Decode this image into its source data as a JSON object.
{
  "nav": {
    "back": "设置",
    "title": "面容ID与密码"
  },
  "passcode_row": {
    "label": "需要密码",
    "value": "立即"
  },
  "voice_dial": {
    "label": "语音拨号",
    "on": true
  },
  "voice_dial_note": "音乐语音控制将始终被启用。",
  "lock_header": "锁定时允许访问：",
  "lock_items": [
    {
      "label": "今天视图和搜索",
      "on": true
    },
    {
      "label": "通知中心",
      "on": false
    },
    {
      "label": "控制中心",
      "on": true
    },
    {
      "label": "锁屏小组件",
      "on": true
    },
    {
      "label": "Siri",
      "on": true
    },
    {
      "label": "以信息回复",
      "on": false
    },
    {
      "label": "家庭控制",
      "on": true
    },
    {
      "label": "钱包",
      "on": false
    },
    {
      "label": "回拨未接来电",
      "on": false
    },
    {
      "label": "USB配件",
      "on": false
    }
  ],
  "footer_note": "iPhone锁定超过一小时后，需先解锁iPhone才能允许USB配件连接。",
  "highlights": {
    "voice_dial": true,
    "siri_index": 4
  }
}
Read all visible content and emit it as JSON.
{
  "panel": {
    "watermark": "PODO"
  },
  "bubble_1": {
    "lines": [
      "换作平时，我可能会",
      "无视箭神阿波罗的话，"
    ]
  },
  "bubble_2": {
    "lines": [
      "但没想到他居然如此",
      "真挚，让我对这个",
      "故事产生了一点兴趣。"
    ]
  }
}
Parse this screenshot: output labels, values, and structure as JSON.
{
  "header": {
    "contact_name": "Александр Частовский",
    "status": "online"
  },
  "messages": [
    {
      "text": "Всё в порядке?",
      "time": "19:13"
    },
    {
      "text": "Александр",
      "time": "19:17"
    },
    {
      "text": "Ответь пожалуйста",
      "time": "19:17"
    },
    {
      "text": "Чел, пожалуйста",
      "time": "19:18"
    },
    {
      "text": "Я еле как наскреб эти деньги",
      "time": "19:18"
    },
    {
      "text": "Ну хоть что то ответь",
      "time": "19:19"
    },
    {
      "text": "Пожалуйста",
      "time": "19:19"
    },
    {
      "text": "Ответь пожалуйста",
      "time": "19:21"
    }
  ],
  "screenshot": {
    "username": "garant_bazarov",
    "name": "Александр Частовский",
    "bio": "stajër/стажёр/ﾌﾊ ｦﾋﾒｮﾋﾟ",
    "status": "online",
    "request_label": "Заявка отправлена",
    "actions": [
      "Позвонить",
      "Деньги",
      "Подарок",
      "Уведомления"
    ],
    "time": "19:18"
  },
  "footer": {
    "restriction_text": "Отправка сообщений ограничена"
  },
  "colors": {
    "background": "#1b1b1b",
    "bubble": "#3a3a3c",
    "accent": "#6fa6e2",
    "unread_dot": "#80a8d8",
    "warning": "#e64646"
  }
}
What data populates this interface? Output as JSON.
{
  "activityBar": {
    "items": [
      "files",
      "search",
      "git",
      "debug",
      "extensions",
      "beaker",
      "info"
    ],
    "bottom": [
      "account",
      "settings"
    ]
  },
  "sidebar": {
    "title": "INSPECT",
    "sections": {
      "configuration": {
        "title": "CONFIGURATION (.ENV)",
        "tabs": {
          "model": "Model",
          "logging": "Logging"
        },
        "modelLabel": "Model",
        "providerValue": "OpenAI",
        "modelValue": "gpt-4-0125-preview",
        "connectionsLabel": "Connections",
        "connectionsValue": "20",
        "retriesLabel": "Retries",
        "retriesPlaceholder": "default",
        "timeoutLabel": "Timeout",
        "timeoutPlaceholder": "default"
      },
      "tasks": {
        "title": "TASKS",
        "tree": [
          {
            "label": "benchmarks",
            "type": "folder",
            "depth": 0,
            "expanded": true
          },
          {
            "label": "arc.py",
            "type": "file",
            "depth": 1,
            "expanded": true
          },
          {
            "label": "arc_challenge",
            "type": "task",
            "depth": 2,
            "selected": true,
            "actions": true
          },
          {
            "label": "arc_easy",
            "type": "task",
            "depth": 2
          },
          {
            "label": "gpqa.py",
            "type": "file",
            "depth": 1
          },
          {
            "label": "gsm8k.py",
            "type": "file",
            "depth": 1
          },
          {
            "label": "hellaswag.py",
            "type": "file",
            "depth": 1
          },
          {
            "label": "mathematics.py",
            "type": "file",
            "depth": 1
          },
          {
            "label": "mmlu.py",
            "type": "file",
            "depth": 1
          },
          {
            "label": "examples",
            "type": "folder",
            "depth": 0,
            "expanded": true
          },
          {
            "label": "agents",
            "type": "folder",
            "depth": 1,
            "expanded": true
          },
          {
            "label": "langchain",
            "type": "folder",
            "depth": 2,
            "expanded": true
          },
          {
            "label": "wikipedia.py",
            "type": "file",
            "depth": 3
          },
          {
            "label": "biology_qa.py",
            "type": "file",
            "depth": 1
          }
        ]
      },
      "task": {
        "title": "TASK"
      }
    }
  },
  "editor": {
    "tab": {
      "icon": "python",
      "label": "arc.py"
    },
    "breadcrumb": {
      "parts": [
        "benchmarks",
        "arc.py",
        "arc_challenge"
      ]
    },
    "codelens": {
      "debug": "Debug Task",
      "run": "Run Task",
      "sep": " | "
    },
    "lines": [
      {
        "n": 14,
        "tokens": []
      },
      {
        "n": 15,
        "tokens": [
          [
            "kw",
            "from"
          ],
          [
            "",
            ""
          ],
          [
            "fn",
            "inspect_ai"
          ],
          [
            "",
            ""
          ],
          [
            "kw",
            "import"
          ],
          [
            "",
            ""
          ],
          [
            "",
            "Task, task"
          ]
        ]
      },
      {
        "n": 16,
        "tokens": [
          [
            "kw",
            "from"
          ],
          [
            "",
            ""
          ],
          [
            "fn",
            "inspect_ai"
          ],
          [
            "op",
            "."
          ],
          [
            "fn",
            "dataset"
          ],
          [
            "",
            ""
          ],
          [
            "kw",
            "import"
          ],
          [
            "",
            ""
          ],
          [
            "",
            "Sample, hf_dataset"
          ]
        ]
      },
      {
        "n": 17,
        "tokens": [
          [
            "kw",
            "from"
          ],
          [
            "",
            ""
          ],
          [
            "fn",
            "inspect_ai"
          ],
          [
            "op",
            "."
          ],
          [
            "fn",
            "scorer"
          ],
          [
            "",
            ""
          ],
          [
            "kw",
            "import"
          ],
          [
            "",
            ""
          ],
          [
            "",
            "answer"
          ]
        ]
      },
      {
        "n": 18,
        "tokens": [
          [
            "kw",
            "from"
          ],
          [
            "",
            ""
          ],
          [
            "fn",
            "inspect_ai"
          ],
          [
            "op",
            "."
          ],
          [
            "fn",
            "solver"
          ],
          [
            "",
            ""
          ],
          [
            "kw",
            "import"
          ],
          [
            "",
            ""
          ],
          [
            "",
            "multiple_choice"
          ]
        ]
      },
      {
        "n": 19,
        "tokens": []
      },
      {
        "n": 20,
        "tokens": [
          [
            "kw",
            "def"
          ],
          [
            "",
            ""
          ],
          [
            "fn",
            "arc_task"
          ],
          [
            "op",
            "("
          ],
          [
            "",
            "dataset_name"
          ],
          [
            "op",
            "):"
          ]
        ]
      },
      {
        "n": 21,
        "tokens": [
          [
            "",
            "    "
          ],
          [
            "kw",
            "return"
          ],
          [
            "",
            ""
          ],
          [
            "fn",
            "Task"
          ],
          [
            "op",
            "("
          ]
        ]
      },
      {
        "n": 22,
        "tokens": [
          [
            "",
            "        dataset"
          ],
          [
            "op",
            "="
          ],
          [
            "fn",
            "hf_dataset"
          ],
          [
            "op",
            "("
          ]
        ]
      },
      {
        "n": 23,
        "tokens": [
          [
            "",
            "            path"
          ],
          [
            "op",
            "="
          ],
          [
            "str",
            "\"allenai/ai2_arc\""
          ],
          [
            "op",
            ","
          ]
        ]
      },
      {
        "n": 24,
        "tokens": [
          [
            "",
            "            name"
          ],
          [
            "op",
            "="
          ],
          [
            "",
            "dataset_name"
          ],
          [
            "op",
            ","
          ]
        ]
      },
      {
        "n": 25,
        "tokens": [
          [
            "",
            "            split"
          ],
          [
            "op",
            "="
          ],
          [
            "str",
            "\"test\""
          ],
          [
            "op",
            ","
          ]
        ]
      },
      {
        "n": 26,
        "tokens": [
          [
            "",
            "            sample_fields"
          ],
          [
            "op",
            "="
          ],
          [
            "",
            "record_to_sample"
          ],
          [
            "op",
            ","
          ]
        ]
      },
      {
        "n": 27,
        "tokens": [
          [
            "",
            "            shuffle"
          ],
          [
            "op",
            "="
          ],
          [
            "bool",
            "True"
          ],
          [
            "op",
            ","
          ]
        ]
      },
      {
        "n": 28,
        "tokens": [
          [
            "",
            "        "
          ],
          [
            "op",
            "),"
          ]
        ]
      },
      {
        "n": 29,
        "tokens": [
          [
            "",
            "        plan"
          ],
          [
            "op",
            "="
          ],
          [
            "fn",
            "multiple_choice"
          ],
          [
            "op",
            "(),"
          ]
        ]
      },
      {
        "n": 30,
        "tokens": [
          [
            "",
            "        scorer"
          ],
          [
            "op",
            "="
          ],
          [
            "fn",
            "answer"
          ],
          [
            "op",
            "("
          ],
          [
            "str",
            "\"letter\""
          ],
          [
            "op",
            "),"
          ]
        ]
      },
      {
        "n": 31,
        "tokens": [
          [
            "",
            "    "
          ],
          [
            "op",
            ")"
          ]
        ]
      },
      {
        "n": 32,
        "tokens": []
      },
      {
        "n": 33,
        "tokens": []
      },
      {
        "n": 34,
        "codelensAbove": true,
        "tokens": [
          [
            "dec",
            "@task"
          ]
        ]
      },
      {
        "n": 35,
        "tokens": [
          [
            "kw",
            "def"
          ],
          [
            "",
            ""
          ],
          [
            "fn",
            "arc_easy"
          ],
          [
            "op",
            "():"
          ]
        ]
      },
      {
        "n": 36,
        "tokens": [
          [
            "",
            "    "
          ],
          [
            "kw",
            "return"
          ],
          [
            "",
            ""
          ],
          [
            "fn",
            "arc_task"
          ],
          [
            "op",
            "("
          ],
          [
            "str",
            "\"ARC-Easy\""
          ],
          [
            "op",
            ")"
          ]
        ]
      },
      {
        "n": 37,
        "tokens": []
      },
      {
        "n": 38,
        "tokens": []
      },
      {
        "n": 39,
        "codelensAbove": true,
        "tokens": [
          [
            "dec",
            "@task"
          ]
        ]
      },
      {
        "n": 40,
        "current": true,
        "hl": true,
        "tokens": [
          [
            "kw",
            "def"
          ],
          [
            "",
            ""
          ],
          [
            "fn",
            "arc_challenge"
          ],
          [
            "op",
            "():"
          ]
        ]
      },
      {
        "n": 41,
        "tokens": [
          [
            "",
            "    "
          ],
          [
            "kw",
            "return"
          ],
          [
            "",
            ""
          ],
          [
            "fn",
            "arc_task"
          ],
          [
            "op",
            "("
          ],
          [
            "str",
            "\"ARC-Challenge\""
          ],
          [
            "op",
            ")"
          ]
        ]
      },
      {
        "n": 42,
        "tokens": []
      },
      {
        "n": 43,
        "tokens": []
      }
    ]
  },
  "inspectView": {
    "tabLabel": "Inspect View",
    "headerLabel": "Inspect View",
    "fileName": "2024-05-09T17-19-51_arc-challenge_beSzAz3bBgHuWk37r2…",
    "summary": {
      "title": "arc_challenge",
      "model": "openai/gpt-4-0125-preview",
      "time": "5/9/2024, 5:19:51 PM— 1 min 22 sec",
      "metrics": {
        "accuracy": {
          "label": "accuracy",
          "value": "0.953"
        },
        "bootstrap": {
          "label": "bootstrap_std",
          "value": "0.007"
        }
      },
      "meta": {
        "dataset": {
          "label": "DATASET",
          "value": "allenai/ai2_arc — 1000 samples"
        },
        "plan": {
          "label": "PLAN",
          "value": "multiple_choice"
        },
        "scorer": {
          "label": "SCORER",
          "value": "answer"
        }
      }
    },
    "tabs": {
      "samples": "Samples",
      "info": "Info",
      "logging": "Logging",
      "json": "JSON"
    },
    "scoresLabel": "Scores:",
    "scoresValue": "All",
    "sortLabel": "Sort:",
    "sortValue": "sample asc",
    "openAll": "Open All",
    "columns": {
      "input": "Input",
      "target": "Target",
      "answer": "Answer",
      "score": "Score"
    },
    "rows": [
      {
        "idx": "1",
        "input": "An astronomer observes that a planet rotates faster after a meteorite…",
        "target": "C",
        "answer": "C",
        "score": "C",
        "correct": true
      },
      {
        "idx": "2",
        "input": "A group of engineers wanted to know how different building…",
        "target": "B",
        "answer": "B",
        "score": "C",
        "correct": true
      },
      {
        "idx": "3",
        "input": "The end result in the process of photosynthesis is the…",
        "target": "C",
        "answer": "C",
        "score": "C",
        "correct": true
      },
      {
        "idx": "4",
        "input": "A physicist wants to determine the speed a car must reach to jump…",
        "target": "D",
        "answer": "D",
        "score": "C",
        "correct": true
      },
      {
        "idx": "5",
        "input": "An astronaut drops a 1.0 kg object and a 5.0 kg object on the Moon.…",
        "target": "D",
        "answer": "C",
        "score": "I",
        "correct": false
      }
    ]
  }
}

☆ ☆ ☆ ☆ ☆

**Problem**
Return all lines of the material above in which the word "object" occurs.

**Output for this exercise**
Decode this image into its source data as a JSON object.
        "input": "An astronaut drops a 1.0 kg object and a 5.0 kg object on the Moon.…",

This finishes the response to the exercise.